### TASK TO CARRY OUT
Write out the whole listing exactly as it stands.

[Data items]
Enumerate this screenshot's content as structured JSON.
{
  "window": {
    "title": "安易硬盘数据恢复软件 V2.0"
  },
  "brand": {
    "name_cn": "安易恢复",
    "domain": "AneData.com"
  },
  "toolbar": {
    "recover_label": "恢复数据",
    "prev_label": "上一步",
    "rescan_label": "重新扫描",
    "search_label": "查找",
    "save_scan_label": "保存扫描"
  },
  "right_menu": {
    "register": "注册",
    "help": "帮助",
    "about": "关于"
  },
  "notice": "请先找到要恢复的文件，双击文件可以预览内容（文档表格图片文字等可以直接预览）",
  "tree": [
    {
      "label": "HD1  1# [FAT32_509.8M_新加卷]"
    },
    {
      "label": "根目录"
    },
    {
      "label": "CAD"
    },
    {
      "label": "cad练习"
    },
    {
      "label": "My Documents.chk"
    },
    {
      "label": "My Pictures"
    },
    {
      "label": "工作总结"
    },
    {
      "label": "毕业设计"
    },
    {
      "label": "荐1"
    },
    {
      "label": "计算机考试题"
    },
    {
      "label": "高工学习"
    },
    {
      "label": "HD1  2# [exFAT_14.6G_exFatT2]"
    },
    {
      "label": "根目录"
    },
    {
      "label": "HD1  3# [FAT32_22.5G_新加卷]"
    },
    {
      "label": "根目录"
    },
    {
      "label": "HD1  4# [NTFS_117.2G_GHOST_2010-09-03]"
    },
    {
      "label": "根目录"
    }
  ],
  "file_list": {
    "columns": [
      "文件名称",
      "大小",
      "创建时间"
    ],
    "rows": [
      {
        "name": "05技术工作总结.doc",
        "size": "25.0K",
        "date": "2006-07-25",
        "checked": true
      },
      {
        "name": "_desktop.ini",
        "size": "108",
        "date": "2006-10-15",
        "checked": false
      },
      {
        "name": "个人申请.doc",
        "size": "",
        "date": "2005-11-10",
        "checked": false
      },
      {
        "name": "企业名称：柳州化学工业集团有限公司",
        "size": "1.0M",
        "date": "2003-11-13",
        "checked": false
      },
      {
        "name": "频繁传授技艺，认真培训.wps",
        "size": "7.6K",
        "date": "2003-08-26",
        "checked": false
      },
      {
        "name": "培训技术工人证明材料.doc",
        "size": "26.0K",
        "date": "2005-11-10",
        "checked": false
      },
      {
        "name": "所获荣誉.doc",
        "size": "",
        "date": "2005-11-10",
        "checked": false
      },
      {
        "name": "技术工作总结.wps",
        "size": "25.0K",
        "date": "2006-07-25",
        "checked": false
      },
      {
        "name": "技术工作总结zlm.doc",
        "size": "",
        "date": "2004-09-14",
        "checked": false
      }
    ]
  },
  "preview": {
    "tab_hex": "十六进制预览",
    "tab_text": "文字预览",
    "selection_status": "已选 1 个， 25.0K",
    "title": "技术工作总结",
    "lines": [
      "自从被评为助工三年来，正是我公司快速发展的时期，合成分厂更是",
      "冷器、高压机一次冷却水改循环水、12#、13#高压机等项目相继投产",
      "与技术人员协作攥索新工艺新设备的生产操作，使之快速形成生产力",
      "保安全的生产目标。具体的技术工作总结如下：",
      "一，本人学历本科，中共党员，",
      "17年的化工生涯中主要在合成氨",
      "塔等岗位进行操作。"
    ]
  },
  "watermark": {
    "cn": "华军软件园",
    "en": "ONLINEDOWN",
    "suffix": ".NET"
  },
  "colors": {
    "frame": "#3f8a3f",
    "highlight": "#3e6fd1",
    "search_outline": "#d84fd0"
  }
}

### RESULT OF THE EXERCISE
Enumerate this screenshot's content as structured JSON.
{
  "window": {
    "title": "安易硬盘数据恢复软件 V2.0"
  },
  "brand": {
    "name_cn": "安易恢复",
    "domain": "AneData.com"
  },
  "toolbar": {
    "recover_label": "恢复数据",
    "prev_label": "上一步",
    "rescan_label": "重新扫描",
    "search_label": "查找",
    "save_scan_label": "保存扫描"
  },
  "right_menu": {
    "register": "注册",
    "help": "帮助",
    "about": "关于"
  },
  "notice": "请先找到要恢复的文件，双击文件可以预览内容（文档表格图片文字等可以直接预览）",
  "tree": [
    {
      "label": "HD1  1# [FAT32_509.8M_新加卷]"
    },
    {
      "label": "根目录"
    },
    {
      "label": "CAD"
    },
    {
      "label": "cad练习"
    },
    {
      "label": "My Documents.chk"
    },
    {
      "label": "My Pictures"
    },
    {
      "label": "工作总结"
    },
    {
      "label": "毕业设计"
    },
    {
      "label": "荐1"
    },
    {
      "label": "计算机考试题"
    },
    {
      "label": "高工学习"
    },
    {
      "label": "HD1  2# [exFAT_14.6G_exFatT2]"
    },
    {
      "label": "根目录"
    },
    {
      "label": "HD1  3# [FAT32_22.5G_新加卷]"
    },
    {
      "label": "根目录"
    },
    {
      "label": "HD1  4# [NTFS_117.2G_GHOST_2010-09-03]"
    },
    {
      "label": "根目录"
    }
  ],
  "file_list": {
    "columns": [
      "文件名称",
      "大小",
      "创建时间"
    ],
    "rows": [
      {
        "name": "05技术工作总结.doc",
        "size": "25.0K",
        "date": "2006-07-25",
        "checked": true
      },
      {
        "name": "_desktop.ini",
        "size": "108",
        "date": "2006-10-15",
        "checked": false
      },
      {
        "name": "个人申请.doc",
        "size": "",
        "date": "2005-11-10",
        "checked": false
      },
      {
        "name": "企业名称：柳州化学工业集团有限公司",
        "size": "1.0M",
        "date": "2003-11-13",
        "checked": false
      },
      {
        "name": "频繁传授技艺，认真培训.wps",
        "size": "7.6K",
        "date": "2003-08-26",
        "checked": false
      },
      {
        "name": "培训技术工人证明材料.doc",
        "size": "26.0K",
        "date": "2005-11-10",
        "checked": false
      },
      {
        "name": "所获荣誉.doc",
        "size": "",
        "date": "2005-11-10",
        "checked": false
      },
      {
        "name": "技术工作总结.wps",
        "size": "25.0K",
        "date": "2006-07-25",
        "checked": false
      },
      {
        "name": "技术工作总结zlm.doc",
        "size": "",
        "date": "2004-09-14",
        "checked": false
      }
    ]
  },
  "preview": {
    "tab_hex": "十六进制预览",
    "tab_text": "文字预览",
    "selection_status": "已选 1 个， 25.0K",
    "title": "技术工作总结",
    "lines": [
      "自从被评为助工三年来，正是我公司快速发展的时期，合成分厂更是",
      "冷器、高压机一次冷却水改循环水、12#、13#高压机等项目相继投产",
      "与技术人员协作攥索新工艺新设备的生产操作，使之快速形成生产力",
      "保安全的生产目标。具体的技术工作总结如下：",
      "一，本人学历本科，中共党员，",
      "17年的化工生涯中主要在合成氨",
      "塔等岗位进行操作。"
    ]
  },
  "watermark": {
    "cn": "华军软件园",
    "en": "ONLINEDOWN",
    "suffix": ".NET"
  },
  "colors": {
    "frame": "#3f8a3f",
    "highlight": "#3e6fd1",
    "search_outline": "#d84fd0"
  }
}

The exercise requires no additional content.